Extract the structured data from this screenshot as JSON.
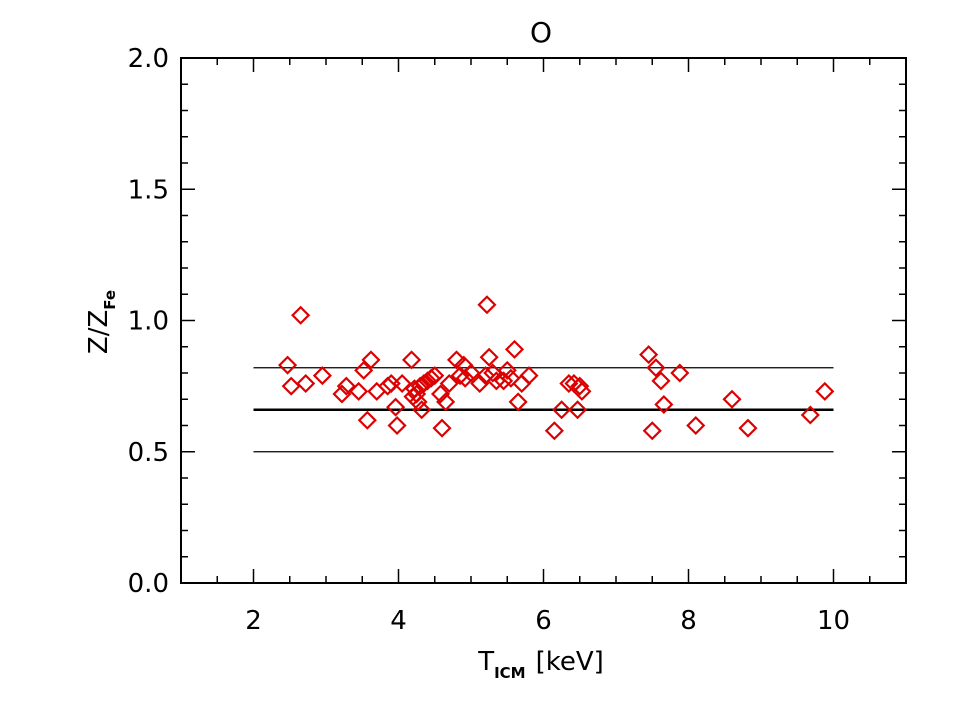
{
  "chart_data": {
    "type": "scatter",
    "title": "O",
    "xlabel": {
      "main": "T",
      "sub": "ICM",
      "unit": "[keV]"
    },
    "ylabel": {
      "main": "Z/Z",
      "sub": "Fe"
    },
    "xlim": [
      1,
      11
    ],
    "ylim": [
      0,
      2.0
    ],
    "x_ticks": [
      2,
      4,
      6,
      8,
      10
    ],
    "x_tick_labels": [
      "2",
      "4",
      "6",
      "8",
      "10"
    ],
    "y_ticks": [
      0,
      0.5,
      1.0,
      1.5,
      2.0
    ],
    "y_tick_labels": [
      "0.0",
      "0.5",
      "1.0",
      "1.5",
      "2.0"
    ],
    "marker": "diamond",
    "marker_color": "#dd0000",
    "line_color": "#000000",
    "reference_lines": [
      {
        "y": 0.82,
        "x_range": [
          2,
          10
        ],
        "bold": false
      },
      {
        "y": 0.66,
        "x_range": [
          2,
          10
        ],
        "bold": true
      },
      {
        "y": 0.5,
        "x_range": [
          2,
          10
        ],
        "bold": false
      }
    ],
    "points": [
      {
        "x": 2.47,
        "y": 0.83
      },
      {
        "x": 2.52,
        "y": 0.75
      },
      {
        "x": 2.65,
        "y": 1.02
      },
      {
        "x": 2.72,
        "y": 0.76
      },
      {
        "x": 2.95,
        "y": 0.79
      },
      {
        "x": 3.22,
        "y": 0.72
      },
      {
        "x": 3.28,
        "y": 0.75
      },
      {
        "x": 3.45,
        "y": 0.73
      },
      {
        "x": 3.52,
        "y": 0.81
      },
      {
        "x": 3.57,
        "y": 0.62
      },
      {
        "x": 3.62,
        "y": 0.85
      },
      {
        "x": 3.7,
        "y": 0.73
      },
      {
        "x": 3.85,
        "y": 0.75
      },
      {
        "x": 3.9,
        "y": 0.76
      },
      {
        "x": 3.96,
        "y": 0.67
      },
      {
        "x": 3.98,
        "y": 0.6
      },
      {
        "x": 4.05,
        "y": 0.76
      },
      {
        "x": 4.18,
        "y": 0.85
      },
      {
        "x": 4.2,
        "y": 0.71
      },
      {
        "x": 4.22,
        "y": 0.74
      },
      {
        "x": 4.25,
        "y": 0.72
      },
      {
        "x": 4.27,
        "y": 0.69
      },
      {
        "x": 4.3,
        "y": 0.75
      },
      {
        "x": 4.32,
        "y": 0.66
      },
      {
        "x": 4.35,
        "y": 0.76
      },
      {
        "x": 4.4,
        "y": 0.77
      },
      {
        "x": 4.45,
        "y": 0.78
      },
      {
        "x": 4.5,
        "y": 0.79
      },
      {
        "x": 4.58,
        "y": 0.72
      },
      {
        "x": 4.6,
        "y": 0.59
      },
      {
        "x": 4.65,
        "y": 0.69
      },
      {
        "x": 4.7,
        "y": 0.76
      },
      {
        "x": 4.8,
        "y": 0.85
      },
      {
        "x": 4.85,
        "y": 0.79
      },
      {
        "x": 4.9,
        "y": 0.83
      },
      {
        "x": 4.92,
        "y": 0.78
      },
      {
        "x": 5.0,
        "y": 0.8
      },
      {
        "x": 5.12,
        "y": 0.76
      },
      {
        "x": 5.2,
        "y": 0.79
      },
      {
        "x": 5.22,
        "y": 1.06
      },
      {
        "x": 5.25,
        "y": 0.86
      },
      {
        "x": 5.3,
        "y": 0.8
      },
      {
        "x": 5.35,
        "y": 0.77
      },
      {
        "x": 5.45,
        "y": 0.77
      },
      {
        "x": 5.5,
        "y": 0.81
      },
      {
        "x": 5.55,
        "y": 0.78
      },
      {
        "x": 5.6,
        "y": 0.89
      },
      {
        "x": 5.65,
        "y": 0.69
      },
      {
        "x": 5.7,
        "y": 0.76
      },
      {
        "x": 5.8,
        "y": 0.79
      },
      {
        "x": 6.15,
        "y": 0.58
      },
      {
        "x": 6.25,
        "y": 0.66
      },
      {
        "x": 6.35,
        "y": 0.76
      },
      {
        "x": 6.42,
        "y": 0.76
      },
      {
        "x": 6.47,
        "y": 0.66
      },
      {
        "x": 6.5,
        "y": 0.75
      },
      {
        "x": 6.53,
        "y": 0.73
      },
      {
        "x": 7.45,
        "y": 0.87
      },
      {
        "x": 7.5,
        "y": 0.58
      },
      {
        "x": 7.55,
        "y": 0.82
      },
      {
        "x": 7.62,
        "y": 0.77
      },
      {
        "x": 7.66,
        "y": 0.68
      },
      {
        "x": 7.88,
        "y": 0.8
      },
      {
        "x": 8.1,
        "y": 0.6
      },
      {
        "x": 8.6,
        "y": 0.7
      },
      {
        "x": 8.82,
        "y": 0.59
      },
      {
        "x": 9.68,
        "y": 0.64
      },
      {
        "x": 9.88,
        "y": 0.73
      }
    ]
  }
}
* * * * * * * * *
- **OBJECTIVE**: Copy all the records above exactly, but leave out the pictures.

- **EXERCISE RESULT**:
Extract the structured data from this screenshot as JSON.
{
  "chart_data": {
    "type": "scatter",
    "title": "O",
    "xlabel": {
      "main": "T",
      "sub": "ICM",
      "unit": "[keV]"
    },
    "ylabel": {
      "main": "Z/Z",
      "sub": "Fe"
    },
    "xlim": [
      1,
      11
    ],
    "ylim": [
      0,
      2.0
    ],
    "x_ticks": [
      2,
      4,
      6,
      8,
      10
    ],
    "x_tick_labels": [
      "2",
      "4",
      "6",
      "8",
      "10"
    ],
    "y_ticks": [
      0,
      0.5,
      1.0,
      1.5,
      2.0
    ],
    "y_tick_labels": [
      "0.0",
      "0.5",
      "1.0",
      "1.5",
      "2.0"
    ],
    "marker": "diamond",
    "marker_color": "#dd0000",
    "line_color": "#000000",
    "reference_lines": [
      {
        "y": 0.82,
        "x_range": [
          2,
          10
        ],
        "bold": false
      },
      {
        "y": 0.66,
        "x_range": [
          2,
          10
        ],
        "bold": true
      },
      {
        "y": 0.5,
        "x_range": [
          2,
          10
        ],
        "bold": false
      }
    ],
    "points": [
      {
        "x": 2.47,
        "y": 0.83
      },
      {
        "x": 2.52,
        "y": 0.75
      },
      {
        "x": 2.65,
        "y": 1.02
      },
      {
        "x": 2.72,
        "y": 0.76
      },
      {
        "x": 2.95,
        "y": 0.79
      },
      {
        "x": 3.22,
        "y": 0.72
      },
      {
        "x": 3.28,
        "y": 0.75
      },
      {
        "x": 3.45,
        "y": 0.73
      },
      {
        "x": 3.52,
        "y": 0.81
      },
      {
        "x": 3.57,
        "y": 0.62
      },
      {
        "x": 3.62,
        "y": 0.85
      },
      {
        "x": 3.7,
        "y": 0.73
      },
      {
        "x": 3.85,
        "y": 0.75
      },
      {
        "x": 3.9,
        "y": 0.76
      },
      {
        "x": 3.96,
        "y": 0.67
      },
      {
        "x": 3.98,
        "y": 0.6
      },
      {
        "x": 4.05,
        "y": 0.76
      },
      {
        "x": 4.18,
        "y": 0.85
      },
      {
        "x": 4.2,
        "y": 0.71
      },
      {
        "x": 4.22,
        "y": 0.74
      },
      {
        "x": 4.25,
        "y": 0.72
      },
      {
        "x": 4.27,
        "y": 0.69
      },
      {
        "x": 4.3,
        "y": 0.75
      },
      {
        "x": 4.32,
        "y": 0.66
      },
      {
        "x": 4.35,
        "y": 0.76
      },
      {
        "x": 4.4,
        "y": 0.77
      },
      {
        "x": 4.45,
        "y": 0.78
      },
      {
        "x": 4.5,
        "y": 0.79
      },
      {
        "x": 4.58,
        "y": 0.72
      },
      {
        "x": 4.6,
        "y": 0.59
      },
      {
        "x": 4.65,
        "y": 0.69
      },
      {
        "x": 4.7,
        "y": 0.76
      },
      {
        "x": 4.8,
        "y": 0.85
      },
      {
        "x": 4.85,
        "y": 0.79
      },
      {
        "x": 4.9,
        "y": 0.83
      },
      {
        "x": 4.92,
        "y": 0.78
      },
      {
        "x": 5.0,
        "y": 0.8
      },
      {
        "x": 5.12,
        "y": 0.76
      },
      {
        "x": 5.2,
        "y": 0.79
      },
      {
        "x": 5.22,
        "y": 1.06
      },
      {
        "x": 5.25,
        "y": 0.86
      },
      {
        "x": 5.3,
        "y": 0.8
      },
      {
        "x": 5.35,
        "y": 0.77
      },
      {
        "x": 5.45,
        "y": 0.77
      },
      {
        "x": 5.5,
        "y": 0.81
      },
      {
        "x": 5.55,
        "y": 0.78
      },
      {
        "x": 5.6,
        "y": 0.89
      },
      {
        "x": 5.65,
        "y": 0.69
      },
      {
        "x": 5.7,
        "y": 0.76
      },
      {
        "x": 5.8,
        "y": 0.79
      },
      {
        "x": 6.15,
        "y": 0.58
      },
      {
        "x": 6.25,
        "y": 0.66
      },
      {
        "x": 6.35,
        "y": 0.76
      },
      {
        "x": 6.42,
        "y": 0.76
      },
      {
        "x": 6.47,
        "y": 0.66
      },
      {
        "x": 6.5,
        "y": 0.75
      },
      {
        "x": 6.53,
        "y": 0.73
      },
      {
        "x": 7.45,
        "y": 0.87
      },
      {
        "x": 7.5,
        "y": 0.58
      },
      {
        "x": 7.55,
        "y": 0.82
      },
      {
        "x": 7.62,
        "y": 0.77
      },
      {
        "x": 7.66,
        "y": 0.68
      },
      {
        "x": 7.88,
        "y": 0.8
      },
      {
        "x": 8.1,
        "y": 0.6
      },
      {
        "x": 8.6,
        "y": 0.7
      },
      {
        "x": 8.82,
        "y": 0.59
      },
      {
        "x": 9.68,
        "y": 0.64
      },
      {
        "x": 9.88,
        "y": 0.73
      }
    ]
  }
}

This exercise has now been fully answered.